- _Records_
* * * *
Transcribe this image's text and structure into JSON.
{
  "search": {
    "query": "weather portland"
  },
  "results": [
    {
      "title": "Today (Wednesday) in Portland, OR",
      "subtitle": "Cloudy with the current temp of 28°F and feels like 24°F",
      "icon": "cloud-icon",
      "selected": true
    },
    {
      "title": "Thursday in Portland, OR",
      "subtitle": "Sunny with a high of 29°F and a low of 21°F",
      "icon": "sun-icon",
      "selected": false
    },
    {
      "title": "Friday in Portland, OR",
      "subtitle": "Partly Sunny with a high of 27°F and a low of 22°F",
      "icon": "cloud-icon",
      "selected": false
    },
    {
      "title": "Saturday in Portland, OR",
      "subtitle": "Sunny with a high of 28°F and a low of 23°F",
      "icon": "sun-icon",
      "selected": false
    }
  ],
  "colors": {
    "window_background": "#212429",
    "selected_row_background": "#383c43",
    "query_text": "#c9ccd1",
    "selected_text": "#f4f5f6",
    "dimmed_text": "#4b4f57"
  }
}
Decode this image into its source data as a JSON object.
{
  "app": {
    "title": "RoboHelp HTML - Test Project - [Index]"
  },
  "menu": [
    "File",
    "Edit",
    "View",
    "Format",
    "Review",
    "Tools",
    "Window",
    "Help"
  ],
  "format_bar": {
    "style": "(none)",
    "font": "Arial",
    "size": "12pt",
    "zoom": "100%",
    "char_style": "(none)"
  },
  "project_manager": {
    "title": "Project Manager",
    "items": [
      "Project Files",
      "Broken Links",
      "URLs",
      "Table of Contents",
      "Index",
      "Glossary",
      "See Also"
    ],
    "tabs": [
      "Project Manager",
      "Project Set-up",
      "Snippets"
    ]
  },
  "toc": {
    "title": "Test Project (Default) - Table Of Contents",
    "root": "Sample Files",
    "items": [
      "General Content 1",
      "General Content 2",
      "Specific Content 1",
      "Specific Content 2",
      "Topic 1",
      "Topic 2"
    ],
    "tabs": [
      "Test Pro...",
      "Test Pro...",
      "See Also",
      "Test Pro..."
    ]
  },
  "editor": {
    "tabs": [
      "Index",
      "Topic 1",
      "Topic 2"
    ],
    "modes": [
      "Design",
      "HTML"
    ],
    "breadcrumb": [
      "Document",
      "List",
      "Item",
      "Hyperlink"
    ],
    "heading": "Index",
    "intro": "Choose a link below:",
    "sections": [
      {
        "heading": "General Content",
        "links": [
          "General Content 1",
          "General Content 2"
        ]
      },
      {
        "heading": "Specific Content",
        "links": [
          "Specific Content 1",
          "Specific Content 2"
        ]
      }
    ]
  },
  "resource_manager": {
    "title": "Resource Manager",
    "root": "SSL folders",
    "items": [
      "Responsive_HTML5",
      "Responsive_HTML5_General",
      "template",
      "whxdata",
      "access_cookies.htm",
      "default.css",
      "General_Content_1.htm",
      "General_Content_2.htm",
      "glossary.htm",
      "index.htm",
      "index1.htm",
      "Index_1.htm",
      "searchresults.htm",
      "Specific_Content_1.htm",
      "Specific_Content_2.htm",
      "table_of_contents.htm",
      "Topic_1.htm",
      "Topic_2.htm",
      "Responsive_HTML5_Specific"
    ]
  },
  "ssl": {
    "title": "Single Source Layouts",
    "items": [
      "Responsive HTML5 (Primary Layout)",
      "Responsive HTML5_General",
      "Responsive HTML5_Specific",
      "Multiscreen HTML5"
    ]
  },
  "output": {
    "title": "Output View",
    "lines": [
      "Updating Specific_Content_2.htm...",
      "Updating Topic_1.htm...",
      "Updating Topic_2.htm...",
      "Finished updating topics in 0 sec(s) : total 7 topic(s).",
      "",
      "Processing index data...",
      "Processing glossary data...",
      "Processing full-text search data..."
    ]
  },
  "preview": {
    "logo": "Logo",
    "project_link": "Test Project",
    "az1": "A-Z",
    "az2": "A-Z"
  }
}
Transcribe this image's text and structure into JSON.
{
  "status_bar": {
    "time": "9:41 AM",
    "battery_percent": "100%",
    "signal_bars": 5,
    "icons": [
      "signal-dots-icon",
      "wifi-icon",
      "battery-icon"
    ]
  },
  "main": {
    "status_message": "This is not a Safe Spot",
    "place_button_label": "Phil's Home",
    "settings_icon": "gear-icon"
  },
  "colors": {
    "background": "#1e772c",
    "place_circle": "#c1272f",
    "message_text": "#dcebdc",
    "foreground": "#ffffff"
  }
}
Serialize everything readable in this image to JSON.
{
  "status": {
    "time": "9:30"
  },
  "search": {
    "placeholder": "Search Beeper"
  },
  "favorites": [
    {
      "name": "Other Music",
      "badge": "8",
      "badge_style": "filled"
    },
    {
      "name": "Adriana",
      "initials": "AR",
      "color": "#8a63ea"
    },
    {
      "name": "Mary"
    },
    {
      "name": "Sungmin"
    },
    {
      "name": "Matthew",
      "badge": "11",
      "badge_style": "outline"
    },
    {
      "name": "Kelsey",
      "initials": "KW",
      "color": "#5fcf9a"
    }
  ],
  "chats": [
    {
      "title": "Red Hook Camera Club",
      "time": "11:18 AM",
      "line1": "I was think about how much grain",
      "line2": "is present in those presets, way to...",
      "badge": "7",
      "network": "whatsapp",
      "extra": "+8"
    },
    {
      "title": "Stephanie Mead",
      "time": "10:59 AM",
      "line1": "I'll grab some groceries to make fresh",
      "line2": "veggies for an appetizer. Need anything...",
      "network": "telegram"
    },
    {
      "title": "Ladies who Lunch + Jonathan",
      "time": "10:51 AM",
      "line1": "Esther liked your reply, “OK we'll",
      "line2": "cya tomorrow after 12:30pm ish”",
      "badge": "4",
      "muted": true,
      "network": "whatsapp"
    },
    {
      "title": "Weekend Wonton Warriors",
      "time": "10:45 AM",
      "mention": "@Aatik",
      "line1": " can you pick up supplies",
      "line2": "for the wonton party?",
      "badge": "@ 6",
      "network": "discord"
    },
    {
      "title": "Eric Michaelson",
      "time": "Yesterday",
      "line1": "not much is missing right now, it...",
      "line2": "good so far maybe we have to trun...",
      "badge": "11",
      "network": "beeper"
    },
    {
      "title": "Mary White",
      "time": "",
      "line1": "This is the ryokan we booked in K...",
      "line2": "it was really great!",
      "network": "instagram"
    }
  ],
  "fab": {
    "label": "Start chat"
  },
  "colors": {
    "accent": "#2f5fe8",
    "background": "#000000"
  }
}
* * * *
- _BRIEF_
Only the number is wanted: how many lines in the entries above contain the word "with"?

- _SOLUTION TO THIS PROBLEM_
4